* YOUR INSTRUCTIONS:
Reproduce every entry exactly as shown.

--- start ---

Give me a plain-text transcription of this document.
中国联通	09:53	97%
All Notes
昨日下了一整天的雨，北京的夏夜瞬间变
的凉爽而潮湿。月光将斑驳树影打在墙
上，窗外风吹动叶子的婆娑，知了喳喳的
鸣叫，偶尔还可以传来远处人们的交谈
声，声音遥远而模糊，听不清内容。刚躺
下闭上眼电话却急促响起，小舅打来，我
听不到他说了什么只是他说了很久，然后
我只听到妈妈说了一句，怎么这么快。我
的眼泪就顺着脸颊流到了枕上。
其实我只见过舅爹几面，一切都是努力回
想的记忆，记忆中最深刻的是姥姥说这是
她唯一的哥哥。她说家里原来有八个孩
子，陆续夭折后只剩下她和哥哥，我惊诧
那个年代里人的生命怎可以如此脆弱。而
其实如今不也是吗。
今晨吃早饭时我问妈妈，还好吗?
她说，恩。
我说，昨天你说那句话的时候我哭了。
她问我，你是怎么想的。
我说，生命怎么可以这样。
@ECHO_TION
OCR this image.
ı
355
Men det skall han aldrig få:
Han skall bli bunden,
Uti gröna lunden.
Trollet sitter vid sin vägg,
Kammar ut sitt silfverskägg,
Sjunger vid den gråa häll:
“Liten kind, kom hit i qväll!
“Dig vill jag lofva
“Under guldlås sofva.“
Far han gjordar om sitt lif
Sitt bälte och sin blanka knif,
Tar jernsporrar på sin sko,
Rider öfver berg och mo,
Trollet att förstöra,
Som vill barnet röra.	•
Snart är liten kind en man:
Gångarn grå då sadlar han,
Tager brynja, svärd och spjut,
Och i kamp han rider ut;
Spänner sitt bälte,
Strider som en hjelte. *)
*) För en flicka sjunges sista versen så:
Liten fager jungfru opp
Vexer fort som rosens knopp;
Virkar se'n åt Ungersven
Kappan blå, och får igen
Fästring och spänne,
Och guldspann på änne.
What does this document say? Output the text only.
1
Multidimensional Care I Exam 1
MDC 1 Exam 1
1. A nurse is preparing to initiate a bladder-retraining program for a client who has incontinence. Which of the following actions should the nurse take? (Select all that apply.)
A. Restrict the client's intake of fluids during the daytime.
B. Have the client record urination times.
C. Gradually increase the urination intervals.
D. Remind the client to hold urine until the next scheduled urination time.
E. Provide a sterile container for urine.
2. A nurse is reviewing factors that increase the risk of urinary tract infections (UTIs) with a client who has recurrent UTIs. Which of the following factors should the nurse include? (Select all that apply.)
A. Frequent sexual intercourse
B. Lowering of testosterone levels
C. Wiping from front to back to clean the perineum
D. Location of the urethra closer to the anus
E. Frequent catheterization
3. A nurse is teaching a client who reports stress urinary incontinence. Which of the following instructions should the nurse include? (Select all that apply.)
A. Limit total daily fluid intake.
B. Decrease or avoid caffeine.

--- end ---

* TASK RESULT:
Give me a plain-text transcription of this document.
中国联通	09:53	97%
All Notes
昨日下了一整天的雨，北京的夏夜瞬间变
的凉爽而潮湿。月光将斑驳树影打在墙
上，窗外风吹动叶子的婆娑，知了喳喳的
鸣叫，偶尔还可以传来远处人们的交谈
声，声音遥远而模糊，听不清内容。刚躺
下闭上眼电话却急促响起，小舅打来，我
听不到他说了什么只是他说了很久，然后
我只听到妈妈说了一句，怎么这么快。我
的眼泪就顺着脸颊流到了枕上。
其实我只见过舅爹几面，一切都是努力回
想的记忆，记忆中最深刻的是姥姥说这是
她唯一的哥哥。她说家里原来有八个孩
子，陆续夭折后只剩下她和哥哥，我惊诧
那个年代里人的生命怎可以如此脆弱。而
其实如今不也是吗。
今晨吃早饭时我问妈妈，还好吗?
她说，恩。
我说，昨天你说那句话的时候我哭了。
她问我，你是怎么想的。
我说，生命怎么可以这样。
@ECHO_TION
OCR this image.
ı
355
Men det skall han aldrig få:
Han skall bli bunden,
Uti gröna lunden.
Trollet sitter vid sin vägg,
Kammar ut sitt silfverskägg,
Sjunger vid den gråa häll:
“Liten kind, kom hit i qväll!
“Dig vill jag lofva
“Under guldlås sofva.“
Far han gjordar om sitt lif
Sitt bälte och sin blanka knif,
Tar jernsporrar på sin sko,
Rider öfver berg och mo,
Trollet att förstöra,
Som vill barnet röra.	•
Snart är liten kind en man:
Gångarn grå då sadlar han,
Tager brynja, svärd och spjut,
Och i kamp han rider ut;
Spänner sitt bälte,
Strider som en hjelte. *)
*) För en flicka sjunges sista versen så:
Liten fager jungfru opp
Vexer fort som rosens knopp;
Virkar se'n åt Ungersven
Kappan blå, och får igen
Fästring och spänne,
Och guldspann på änne.
What does this document say? Output the text only.
1
Multidimensional Care I Exam 1
MDC 1 Exam 1
1. A nurse is preparing to initiate a bladder-retraining program for a client who has incontinence. Which of the following actions should the nurse take? (Select all that apply.)
A. Restrict the client's intake of fluids during the daytime.
B. Have the client record urination times.
C. Gradually increase the urination intervals.
D. Remind the client to hold urine until the next scheduled urination time.
E. Provide a sterile container for urine.
2. A nurse is reviewing factors that increase the risk of urinary tract infections (UTIs) with a client who has recurrent UTIs. Which of the following factors should the nurse include? (Select all that apply.)
A. Frequent sexual intercourse
B. Lowering of testosterone levels
C. Wiping from front to back to clean the perineum
D. Location of the urethra closer to the anus
E. Frequent catheterization
3. A nurse is teaching a client who reports stress urinary incontinence. Which of the following instructions should the nurse include? (Select all that apply.)
A. Limit total daily fluid intake.
B. Decrease or avoid caffeine.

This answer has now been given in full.